[START]

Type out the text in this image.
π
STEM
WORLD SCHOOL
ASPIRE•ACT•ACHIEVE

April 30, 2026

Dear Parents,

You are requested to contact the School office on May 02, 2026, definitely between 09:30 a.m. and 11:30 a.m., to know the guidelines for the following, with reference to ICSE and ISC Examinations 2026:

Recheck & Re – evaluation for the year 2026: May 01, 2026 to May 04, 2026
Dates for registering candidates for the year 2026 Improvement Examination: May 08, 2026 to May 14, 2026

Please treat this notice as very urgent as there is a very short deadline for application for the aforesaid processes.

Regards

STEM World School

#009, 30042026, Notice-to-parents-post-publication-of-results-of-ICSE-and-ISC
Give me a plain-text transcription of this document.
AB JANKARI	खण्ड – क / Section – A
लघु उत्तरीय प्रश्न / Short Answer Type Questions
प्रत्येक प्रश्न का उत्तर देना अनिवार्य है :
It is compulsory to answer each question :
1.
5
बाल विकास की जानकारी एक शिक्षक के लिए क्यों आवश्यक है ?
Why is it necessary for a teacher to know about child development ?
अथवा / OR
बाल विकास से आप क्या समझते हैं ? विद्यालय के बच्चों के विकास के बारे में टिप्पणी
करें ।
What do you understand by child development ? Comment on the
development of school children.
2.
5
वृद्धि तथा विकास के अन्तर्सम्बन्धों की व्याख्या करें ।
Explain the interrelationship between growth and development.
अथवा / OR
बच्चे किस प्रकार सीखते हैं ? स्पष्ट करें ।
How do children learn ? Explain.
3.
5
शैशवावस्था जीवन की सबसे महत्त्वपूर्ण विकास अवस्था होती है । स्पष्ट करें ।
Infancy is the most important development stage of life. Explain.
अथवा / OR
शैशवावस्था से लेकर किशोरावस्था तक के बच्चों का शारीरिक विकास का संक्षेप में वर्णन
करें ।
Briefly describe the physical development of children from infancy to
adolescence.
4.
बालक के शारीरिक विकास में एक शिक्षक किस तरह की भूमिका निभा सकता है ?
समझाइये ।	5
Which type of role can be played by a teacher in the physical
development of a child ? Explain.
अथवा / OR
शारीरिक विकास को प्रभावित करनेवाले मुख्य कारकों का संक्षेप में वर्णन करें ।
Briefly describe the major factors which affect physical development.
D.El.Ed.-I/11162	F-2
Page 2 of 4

[END]

Exercise requirements:
Retype all of the entries precisely as they are.

Solution to this problem:
Type out the text in this image.
π
STEM
WORLD SCHOOL
ASPIRE•ACT•ACHIEVE

April 30, 2026

Dear Parents,

You are requested to contact the School office on May 02, 2026, definitely between 09:30 a.m. and 11:30 a.m., to know the guidelines for the following, with reference to ICSE and ISC Examinations 2026:

Recheck & Re – evaluation for the year 2026: May 01, 2026 to May 04, 2026
Dates for registering candidates for the year 2026 Improvement Examination: May 08, 2026 to May 14, 2026

Please treat this notice as very urgent as there is a very short deadline for application for the aforesaid processes.

Regards

STEM World School

#009, 30042026, Notice-to-parents-post-publication-of-results-of-ICSE-and-ISC
Give me a plain-text transcription of this document.
AB JANKARI	खण्ड – क / Section – A
लघु उत्तरीय प्रश्न / Short Answer Type Questions
प्रत्येक प्रश्न का उत्तर देना अनिवार्य है :
It is compulsory to answer each question :
1.
5
बाल विकास की जानकारी एक शिक्षक के लिए क्यों आवश्यक है ?
Why is it necessary for a teacher to know about child development ?
अथवा / OR
बाल विकास से आप क्या समझते हैं ? विद्यालय के बच्चों के विकास के बारे में टिप्पणी
करें ।
What do you understand by child development ? Comment on the
development of school children.
2.
5
वृद्धि तथा विकास के अन्तर्सम्बन्धों की व्याख्या करें ।
Explain the interrelationship between growth and development.
अथवा / OR
बच्चे किस प्रकार सीखते हैं ? स्पष्ट करें ।
How do children learn ? Explain.
3.
5
शैशवावस्था जीवन की सबसे महत्त्वपूर्ण विकास अवस्था होती है । स्पष्ट करें ।
Infancy is the most important development stage of life. Explain.
अथवा / OR
शैशवावस्था से लेकर किशोरावस्था तक के बच्चों का शारीरिक विकास का संक्षेप में वर्णन
करें ।
Briefly describe the physical development of children from infancy to
adolescence.
4.
बालक के शारीरिक विकास में एक शिक्षक किस तरह की भूमिका निभा सकता है ?
समझाइये ।	5
Which type of role can be played by a teacher in the physical
development of a child ? Explain.
अथवा / OR
शारीरिक विकास को प्रभावित करनेवाले मुख्य कारकों का संक्षेप में वर्णन करें ।
Briefly describe the major factors which affect physical development.
D.El.Ed.-I/11162	F-2
Page 2 of 4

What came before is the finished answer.